--- START OF DOCUMENT TEXT ---

Agent demos are easy to build. You spin up a model with a few tools, give it a task, and it produces something impressive. Then you try to put it in production with real data, real edge cases, and real users depending on it — and you discover that "impressive in demo" and "reliable in production" are separated by a significant amount of engineering work.
The most important part of that engineering work is orchestration: how you structure the coordination between agents, how you handle failures, how you manage shared state, and how you ensure that human review happens at the right points. We have built production multi-agent systems with between 8 and 22 agents. Here is what we have learned about the patterns that work.
Pattern 1: Sequential pipelines
The sequential pipeline is the simplest pattern and the right choice more often than people expect. Agent A completes its work, passes structured output to Agent B, which completes its work, passes structured output to Agent C, and so on. No agent runs until the previous one finishes. The output of each stage is the complete, structured input for the next.
When to use it: whenever the work is genuinely sequential — where each stage depends on the output of the previous one and cannot start before it completes. Document processing, code generation pipelines, and content production workflows are all naturally sequential.
The key discipline in sequential pipelines is output structure. If Agent A produces unstructured text that Agent B has to parse and interpret, you have introduced a reliability failure point. If Agent A produces a structured object that matches exactly what Agent B expects, the pipeline is reliable. Design the interface between agents before you design the agents.
Sequential pipelines are also the easiest to debug. When something goes wrong, you can inspect every stage's input and output and find exactly where the failure occurred. This debuggability is worth prioritising, especially in production systems that need to be maintained over time.
Pattern 2: Parallel fan-out
Fan-out is appropriate when you have a set of independent tasks that can run simultaneously and whose results need to be aggregated. A root agent receives the initial input, decomposes it into parallel work items, dispatches those items to worker agents simultaneously, and then aggregates the results when all workers complete.
When to use it: when the tasks are genuinely independent — where the workers do not need each other's output to complete their work — and when the latency savings from parallelism are worth the coordination overhead.
The failure mode to watch for is false independence. Tasks that look independent often have implicit dependencies that only appear under certain conditions. Two agents writing to the same output structure without coordination will produce conflicts. Two agents querying the same external API simultaneously may hit rate limits. Map the actual dependencies before deciding that fan-out is appropriate.
Aggregation is harder than it looks. Collecting results from five parallel agents and producing a coherent, deduplicated, prioritised output is a non-trivial task. Design the aggregation step explicitly — it is usually more complex than the worker steps.

--- END OF DOCUMENT TEXT ---
--- START OF RECORDS SUPPLIED ---

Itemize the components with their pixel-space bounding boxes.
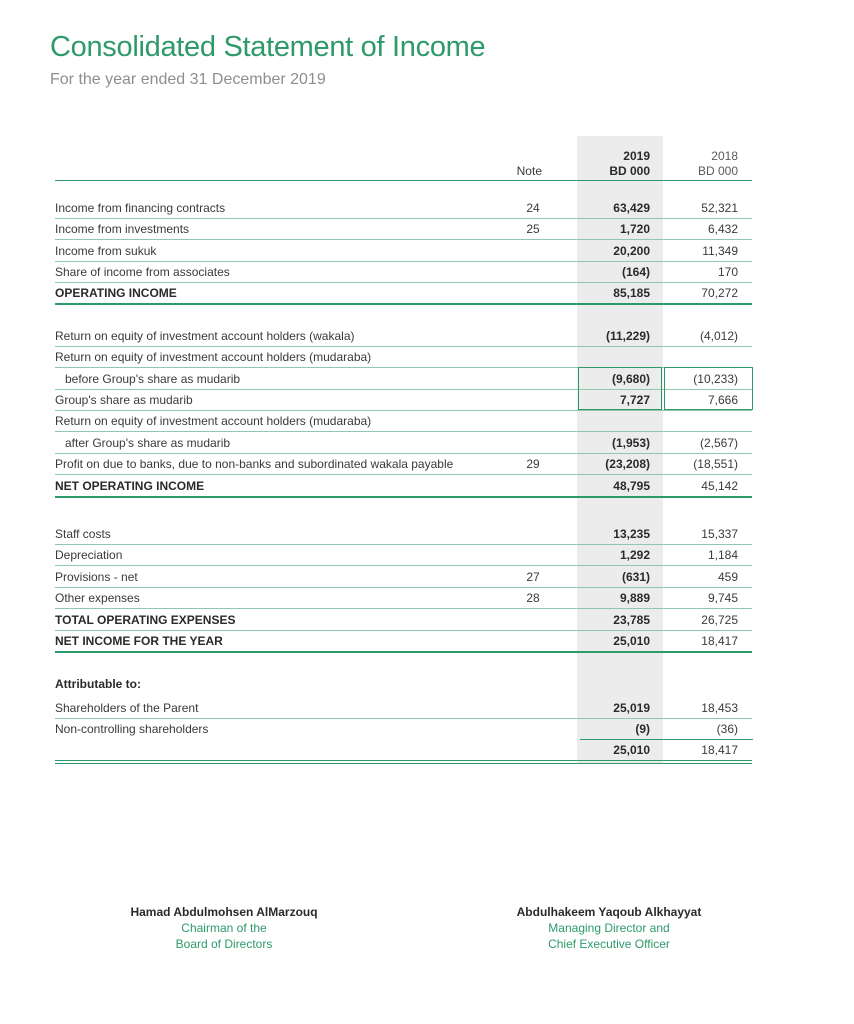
row-value-2019: (1,953)	[611, 436, 650, 450]
signatory-role: Board of Directors	[175, 937, 273, 951]
row-value-2018: (4,012)	[699, 329, 738, 343]
year-2019-header: 2019	[623, 149, 650, 163]
row-label: Attributable to:	[55, 677, 141, 691]
row-value-2018: 52,321	[701, 201, 738, 215]
row-value-2018: 6,432	[707, 222, 738, 236]
table-row	[55, 544, 752, 566]
row-value-2018: 18,417	[701, 743, 738, 757]
table-row	[55, 325, 752, 347]
subtotal-row	[55, 282, 752, 305]
row-value-2018: (2,567)	[699, 436, 738, 450]
row-label: Income from financing contracts	[55, 201, 226, 215]
subtotal-row	[55, 475, 752, 498]
table-row	[55, 432, 752, 454]
row-value-2019: 20,200	[613, 244, 650, 258]
row-value-2019: 1,292	[619, 548, 650, 562]
row-value-2018: 9,745	[707, 591, 738, 605]
table-row	[55, 566, 752, 588]
total-row	[55, 630, 752, 653]
row-value-2019: 48,795	[613, 479, 650, 493]
year-2018-header: 2018	[711, 149, 738, 163]
signatory-name: Abdulhakeem Yaqoub Alkhayyat	[516, 905, 702, 919]
row-value-2018: 45,142	[701, 479, 738, 493]
signatory-name: Hamad Abdulmohsen AlMarzouq	[130, 905, 318, 919]
page-subtitle: For the year ended 31 December 2019	[50, 71, 326, 88]
row-value-2018: 1,184	[707, 548, 738, 562]
row-value-2018: 18,417	[701, 634, 738, 648]
row-label: Provisions - net	[55, 570, 138, 584]
row-note: 29	[526, 457, 540, 471]
row-label: Return on equity of investment account holders (mudaraba)	[55, 350, 372, 364]
signature-ceo	[479, 904, 739, 952]
row-value-2018: 15,337	[701, 527, 738, 541]
row-value-2019: (11,229)	[605, 329, 650, 343]
row-label: Profit on due to banks, due to non-banks and subordinated wakala payable	[55, 457, 454, 471]
row-value-2019: (9,680)	[611, 372, 650, 386]
signatory-role: Managing Director and	[548, 921, 670, 935]
row-value-2019: 7,727	[619, 393, 650, 407]
row-label: before Group's share as mudarib	[65, 372, 241, 386]
double-rule-top	[55, 760, 752, 761]
signatory-role: Chairman of the	[181, 921, 267, 935]
row-label: TOTAL OPERATING EXPENSES	[55, 613, 236, 627]
row-label: OPERATING INCOME	[55, 286, 177, 300]
table-row	[55, 261, 752, 283]
row-value-2019: 25,019	[613, 701, 650, 715]
table-row	[55, 523, 752, 545]
row-value-2018: 26,725	[701, 613, 738, 627]
row-note: 27	[526, 570, 540, 584]
signatory-role: Chief Executive Officer	[548, 937, 670, 951]
row-label: Depreciation	[55, 548, 123, 562]
table-row	[55, 587, 752, 609]
row-label: Staff costs	[55, 527, 111, 541]
subtotal-row	[55, 609, 752, 631]
signature-chairman	[94, 904, 354, 952]
note-column-header: Note	[516, 164, 542, 178]
row-note: 24	[526, 201, 540, 215]
row-label: after Group's share as mudarib	[65, 436, 231, 450]
row-label: Return on equity of investment account holders (mudaraba)	[55, 414, 372, 428]
row-note: 28	[526, 591, 540, 605]
highlight-box-2018	[664, 367, 753, 410]
row-value-2019: 85,185	[613, 286, 650, 300]
section-heading-row	[55, 673, 752, 694]
row-value-2018: 18,453	[701, 701, 738, 715]
table-row	[55, 410, 752, 432]
highlight-box-2019	[578, 367, 662, 410]
row-value-2019: 25,010	[613, 743, 650, 757]
row-note: 25	[526, 222, 540, 236]
row-value-2019: 1,720	[619, 222, 650, 236]
table-row	[55, 197, 752, 219]
row-label: Return on equity of investment account holders (wakala)	[55, 329, 355, 343]
row-value-2018: 459	[717, 570, 738, 584]
row-value-2018: (18,551)	[693, 457, 738, 471]
row-label: Income from sukuk	[55, 244, 157, 258]
row-value-2019: (631)	[621, 570, 650, 584]
table-row	[55, 453, 752, 475]
row-value-2018: 7,666	[707, 393, 738, 407]
row-value-2018: 170	[717, 265, 738, 279]
row-value-2019: (164)	[621, 265, 650, 279]
row-value-2018: (36)	[716, 722, 738, 736]
row-label: Share of income from associates	[55, 265, 230, 279]
double-rule-bottom	[55, 763, 752, 764]
row-label: Group's share as mudarib	[55, 393, 193, 407]
row-value-2018: 11,349	[702, 244, 738, 258]
row-value-2019: 9,889	[619, 591, 650, 605]
table-row	[55, 697, 752, 719]
row-label: NET OPERATING INCOME	[55, 479, 205, 493]
row-value-2019: (23,208)	[605, 457, 650, 471]
row-value-2018: 70,272	[701, 286, 738, 300]
row-value-2019: 63,429	[613, 201, 650, 215]
table-row	[55, 346, 752, 368]
row-value-2018: (10,233)	[693, 372, 738, 386]
table-row	[55, 218, 752, 240]
row-label: Income from investments	[55, 222, 190, 236]
row-label: NET INCOME FOR THE YEAR	[55, 634, 223, 648]
row-value-2019: 13,235	[613, 527, 650, 541]
header-rule	[55, 180, 752, 181]
row-value-2019: 25,010	[613, 634, 650, 648]
table-row	[55, 240, 752, 262]
row-label: Shareholders of the Parent	[55, 701, 199, 715]
table-row	[55, 718, 752, 739]
row-value-2019: (9)	[635, 722, 650, 736]
page-title: Consolidated Statement of Income	[50, 31, 486, 63]
unit-2018-header: BD 000	[697, 164, 738, 178]
row-label: Other expenses	[55, 591, 140, 605]
unit-2019-header: BD 000	[609, 164, 650, 178]
row-label: Non-controlling shareholders	[55, 722, 209, 736]
total-row	[55, 739, 752, 760]
row-value-2019: 23,785	[613, 613, 650, 627]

--- END OF RECORDS SUPPLIED ---

PROBLEMS AND TASKS =
• a. Based on the article on agent orchestration patterns, state whether each statement agrees with it, answering yes or no and quoting the deciding words: (i) sequential pipelines are the easiest pattern to debug; (ii) the authors have built production multi-agent systems with more than 30 agents; (iii) the aggregation step in fan-out is usually simpler than the worker steps.
• b. Extend the article on agent orchestration patterns, beginning after its final sentence.

ANSWERS =
• a.
(i) Yes: "Sequential pipelines are also the easiest to debug."
(ii) No: "We have built production multi-agent systems with between 8 and 22 agents."
(iii) No: "it is usually more complex than the worker steps."

• b.
Pattern 3: Supervisor/worker hierarchy
In the supervisor/worker pattern, a supervisor agent maintains the overall task context and delegates specific sub-tasks to specialist worker agents. The supervisor receives results, evaluates them against the task context, and either accepts them, requests revision, or delegates to a different worker. Workers do not communicate with each other — all coordination goes through the supervisor.
When to use it: when the overall task requires ongoing contextual judgment about which sub-tasks to run, in what order, and whether the results are satisfactory. Complex research tasks, multi-step planning workflows, and adaptive content generation are good candidates.
The failure mode here is supervisor overload. If the supervisor is doing too much — coordinating workers, evaluating results, maintaining context, and making decisions about what comes next — its context window fills with coordination overhead and its judgment quality degrades. Keep the supervisor's role as narrow as possible: coordinate and evaluate, do not implement.
Pattern 4: State machine orchestration
State machine orchestration is the most complex pattern and the most reliable one for production systems where correctness and auditability are required. The workflow is modelled as a set of explicit states with defined transition rules. An agent can only be in one state at a time. Every transition is triggered by a specific condition and is logged. Human approval is modelled as a state — the system waits in WAITING_FOR_APPROVAL until a human acts.
When to use it: whenever you need auditability, rollback capability, and reliable human-in-the-loop checkpoints. Systems where an error has real consequences — financial transactions, customer-facing communications, infrastructure changes — should use state machines.
The engineering overhead is real. Designing a complete state machine requires you to enumerate every possible state, every possible transition, and every failure path explicitly. This is time-consuming up front. In production, it pays back many times over.
The shared memory problem
In any multi-agent system, agents need to share context. The naive approach — passing the entire conversation history or task context to every agent — fails at scale. Context windows fill up. Costs increase with every agent invocation. Agents start hallucinating outputs from earlier stages that they did not actually produce.
The pattern that works: a structured shared memory store with typed fields, where each agent reads only the fields it needs and writes only the fields it produces. Each agent's read/write interface is defined at design time. Agents cannot write to fields they do not own. The store is the contract between agents.
This requires more design work upfront. The payoff is that shared state stays coherent as the system runs, agents work from accurate context rather than accumulated noise, and the system remains debuggable — you can inspect the store at any point and understand exactly what each agent knew when it made its decisions.
Human-in-the-loop: where to put gates
Gates should go where errors are costly, irreversible, or hard to detect automatically. Before any external action that cannot be undone — sending an email, executing a database write, calling an external API with side effects. Before any output that will be seen by a customer or stakeholder. After any stage where the agent is working in territory that is ambiguous or poorly specified.
Gates should not go between every stage. An agent pipeline where every stage requires human approval is not autonomous — it is a complicated form of manual processing. Design gates for the transitions that actually carry risk, not for every transition.
What happens when agents fail is as important as what happens when they succeed. Define failure states explicitly: what the system does when an agent returns an error, when an agent's output fails validation, when a timeout occurs, when a human does not respond to an approval request within a defined window. Systems without explicit failure handling fail unpredictably. Systems with explicit failure handling fail gracefully.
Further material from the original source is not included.